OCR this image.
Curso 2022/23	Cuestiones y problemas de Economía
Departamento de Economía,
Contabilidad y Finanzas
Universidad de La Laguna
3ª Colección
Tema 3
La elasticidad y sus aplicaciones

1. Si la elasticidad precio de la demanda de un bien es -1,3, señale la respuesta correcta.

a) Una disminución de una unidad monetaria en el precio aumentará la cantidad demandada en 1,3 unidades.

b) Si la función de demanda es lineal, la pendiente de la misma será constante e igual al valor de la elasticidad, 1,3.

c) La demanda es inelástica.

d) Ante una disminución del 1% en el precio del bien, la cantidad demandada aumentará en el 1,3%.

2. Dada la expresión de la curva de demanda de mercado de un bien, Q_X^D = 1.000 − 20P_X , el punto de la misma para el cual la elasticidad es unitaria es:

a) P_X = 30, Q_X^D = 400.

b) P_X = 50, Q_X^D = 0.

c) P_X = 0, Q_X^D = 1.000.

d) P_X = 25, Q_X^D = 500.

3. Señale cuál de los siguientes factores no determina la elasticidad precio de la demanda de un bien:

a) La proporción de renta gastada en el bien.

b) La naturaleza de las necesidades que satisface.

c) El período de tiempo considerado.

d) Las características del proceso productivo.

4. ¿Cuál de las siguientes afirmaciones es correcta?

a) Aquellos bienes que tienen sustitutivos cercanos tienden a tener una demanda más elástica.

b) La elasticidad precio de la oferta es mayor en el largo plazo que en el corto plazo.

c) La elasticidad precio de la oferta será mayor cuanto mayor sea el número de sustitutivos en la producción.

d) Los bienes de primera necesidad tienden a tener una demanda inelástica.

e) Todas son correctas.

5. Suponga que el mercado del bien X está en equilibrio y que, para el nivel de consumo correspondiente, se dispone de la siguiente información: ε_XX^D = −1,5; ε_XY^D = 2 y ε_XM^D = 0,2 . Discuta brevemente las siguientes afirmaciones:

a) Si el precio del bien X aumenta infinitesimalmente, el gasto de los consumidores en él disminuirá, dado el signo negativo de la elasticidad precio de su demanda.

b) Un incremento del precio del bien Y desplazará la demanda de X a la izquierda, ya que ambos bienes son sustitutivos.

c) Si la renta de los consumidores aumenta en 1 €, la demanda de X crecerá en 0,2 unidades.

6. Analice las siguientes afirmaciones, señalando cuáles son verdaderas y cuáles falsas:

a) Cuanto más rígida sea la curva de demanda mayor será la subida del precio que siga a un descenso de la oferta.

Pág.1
+ + + + +
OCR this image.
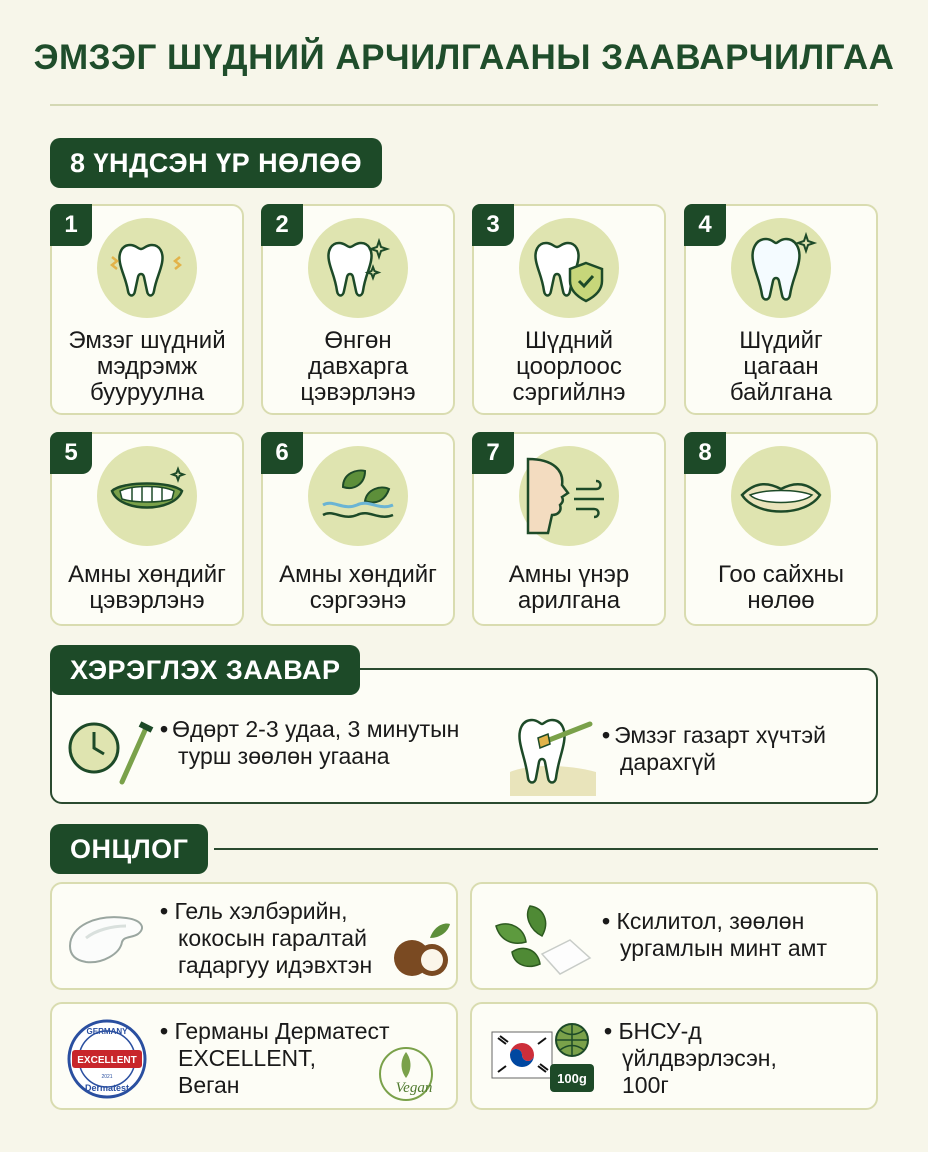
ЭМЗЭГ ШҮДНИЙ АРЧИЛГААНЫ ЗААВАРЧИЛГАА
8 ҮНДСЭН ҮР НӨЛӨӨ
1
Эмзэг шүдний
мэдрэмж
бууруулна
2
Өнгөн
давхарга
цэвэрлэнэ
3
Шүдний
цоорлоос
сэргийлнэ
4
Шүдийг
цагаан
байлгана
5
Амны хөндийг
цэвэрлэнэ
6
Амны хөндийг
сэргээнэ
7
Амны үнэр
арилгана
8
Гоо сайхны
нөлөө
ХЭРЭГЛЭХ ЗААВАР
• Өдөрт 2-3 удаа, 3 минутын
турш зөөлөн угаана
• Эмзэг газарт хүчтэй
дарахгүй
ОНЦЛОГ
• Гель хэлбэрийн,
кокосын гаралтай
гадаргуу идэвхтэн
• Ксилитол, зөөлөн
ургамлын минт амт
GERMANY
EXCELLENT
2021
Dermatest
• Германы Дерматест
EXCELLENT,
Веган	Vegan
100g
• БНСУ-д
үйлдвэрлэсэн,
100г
+ + + + +
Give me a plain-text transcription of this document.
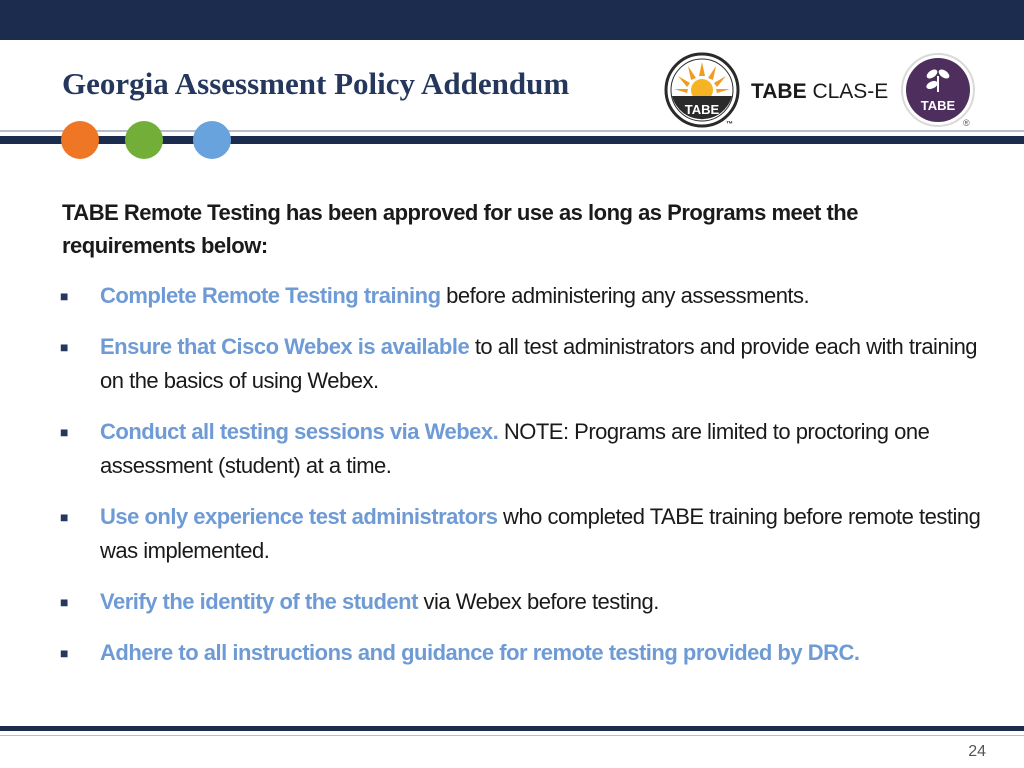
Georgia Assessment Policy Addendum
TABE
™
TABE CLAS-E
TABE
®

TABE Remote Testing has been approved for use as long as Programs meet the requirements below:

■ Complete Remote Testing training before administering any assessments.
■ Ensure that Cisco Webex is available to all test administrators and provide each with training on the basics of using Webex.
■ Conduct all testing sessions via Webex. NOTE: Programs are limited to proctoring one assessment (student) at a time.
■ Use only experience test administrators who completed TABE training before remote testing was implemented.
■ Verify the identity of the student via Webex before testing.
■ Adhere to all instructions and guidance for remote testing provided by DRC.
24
+ + + + +
What is required: Find the string "Programs" in the entries above and return each line that holds it.

Finished answer:
TABE Remote Testing has been approved for use as long as Programs meet the requirements below:
■ Conduct all testing sessions via Webex. NOTE: Programs are limited to proctoring one assessment (student) at a time.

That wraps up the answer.